Task instructions -> Word for word, give the material below again, minus any images.

....

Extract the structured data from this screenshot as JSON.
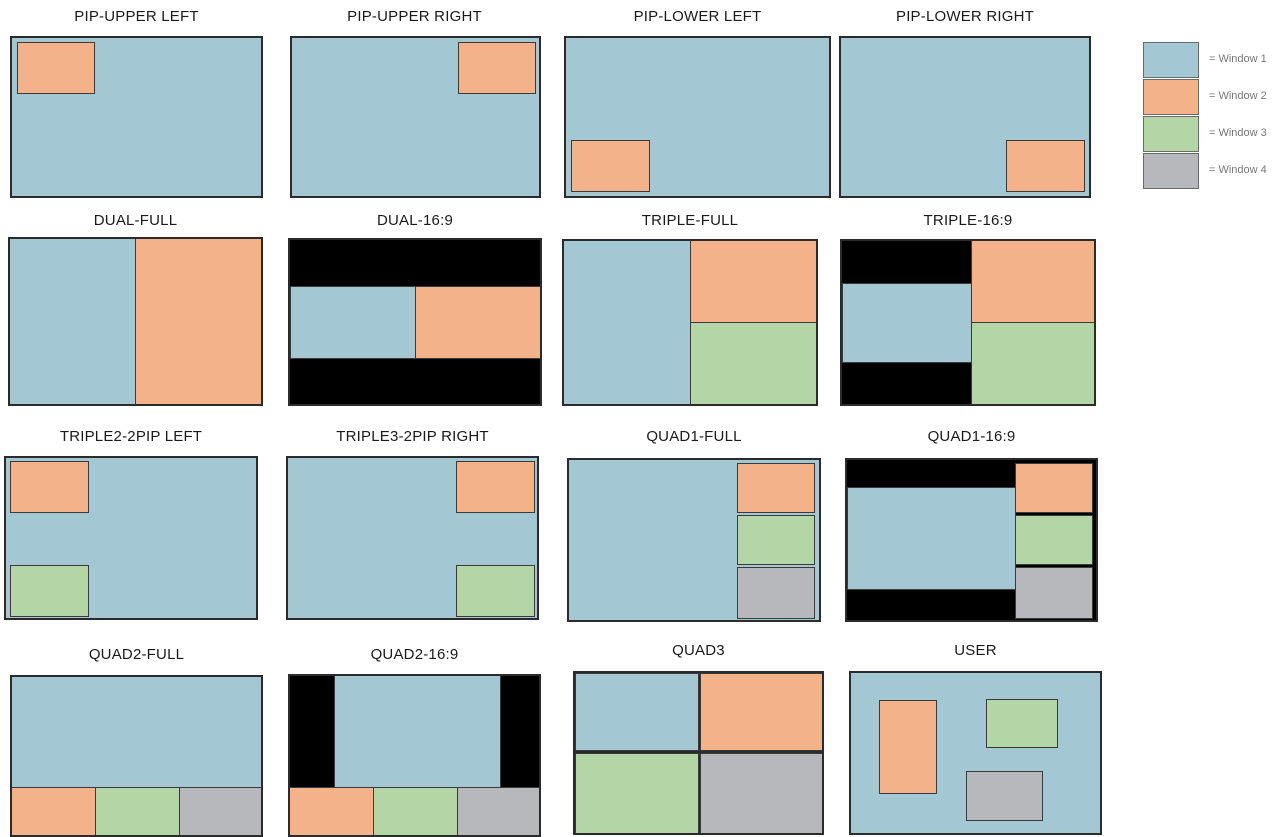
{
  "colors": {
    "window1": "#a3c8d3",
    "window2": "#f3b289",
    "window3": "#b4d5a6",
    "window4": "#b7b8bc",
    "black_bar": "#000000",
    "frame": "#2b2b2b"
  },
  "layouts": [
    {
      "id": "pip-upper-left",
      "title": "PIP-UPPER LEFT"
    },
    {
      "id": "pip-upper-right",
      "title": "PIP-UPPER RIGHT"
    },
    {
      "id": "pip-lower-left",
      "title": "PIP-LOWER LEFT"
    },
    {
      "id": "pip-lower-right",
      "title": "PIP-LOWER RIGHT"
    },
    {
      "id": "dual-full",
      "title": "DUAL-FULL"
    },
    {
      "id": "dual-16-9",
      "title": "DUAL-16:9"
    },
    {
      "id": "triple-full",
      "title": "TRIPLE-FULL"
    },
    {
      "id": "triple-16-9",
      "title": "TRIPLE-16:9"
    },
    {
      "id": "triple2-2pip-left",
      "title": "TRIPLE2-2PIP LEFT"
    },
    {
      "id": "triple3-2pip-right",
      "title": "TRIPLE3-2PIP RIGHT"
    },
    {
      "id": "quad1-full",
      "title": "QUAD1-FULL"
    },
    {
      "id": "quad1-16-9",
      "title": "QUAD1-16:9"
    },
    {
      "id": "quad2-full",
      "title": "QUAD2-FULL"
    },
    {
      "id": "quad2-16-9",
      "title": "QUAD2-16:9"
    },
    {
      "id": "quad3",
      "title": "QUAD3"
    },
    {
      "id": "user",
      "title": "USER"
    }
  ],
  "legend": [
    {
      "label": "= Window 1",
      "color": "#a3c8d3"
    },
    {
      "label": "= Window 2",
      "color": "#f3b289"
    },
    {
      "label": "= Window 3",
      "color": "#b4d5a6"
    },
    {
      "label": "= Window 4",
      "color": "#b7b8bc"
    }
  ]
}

....

Answer to this problem ->
Extract the structured data from this screenshot as JSON.
{
  "colors": {
    "window1": "#a3c8d3",
    "window2": "#f3b289",
    "window3": "#b4d5a6",
    "window4": "#b7b8bc",
    "black_bar": "#000000",
    "frame": "#2b2b2b"
  },
  "layouts": [
    {
      "id": "pip-upper-left",
      "title": "PIP-UPPER LEFT"
    },
    {
      "id": "pip-upper-right",
      "title": "PIP-UPPER RIGHT"
    },
    {
      "id": "pip-lower-left",
      "title": "PIP-LOWER LEFT"
    },
    {
      "id": "pip-lower-right",
      "title": "PIP-LOWER RIGHT"
    },
    {
      "id": "dual-full",
      "title": "DUAL-FULL"
    },
    {
      "id": "dual-16-9",
      "title": "DUAL-16:9"
    },
    {
      "id": "triple-full",
      "title": "TRIPLE-FULL"
    },
    {
      "id": "triple-16-9",
      "title": "TRIPLE-16:9"
    },
    {
      "id": "triple2-2pip-left",
      "title": "TRIPLE2-2PIP LEFT"
    },
    {
      "id": "triple3-2pip-right",
      "title": "TRIPLE3-2PIP RIGHT"
    },
    {
      "id": "quad1-full",
      "title": "QUAD1-FULL"
    },
    {
      "id": "quad1-16-9",
      "title": "QUAD1-16:9"
    },
    {
      "id": "quad2-full",
      "title": "QUAD2-FULL"
    },
    {
      "id": "quad2-16-9",
      "title": "QUAD2-16:9"
    },
    {
      "id": "quad3",
      "title": "QUAD3"
    },
    {
      "id": "user",
      "title": "USER"
    }
  ],
  "legend": [
    {
      "label": "= Window 1",
      "color": "#a3c8d3"
    },
    {
      "label": "= Window 2",
      "color": "#f3b289"
    },
    {
      "label": "= Window 3",
      "color": "#b4d5a6"
    },
    {
      "label": "= Window 4",
      "color": "#b7b8bc"
    }
  ]
}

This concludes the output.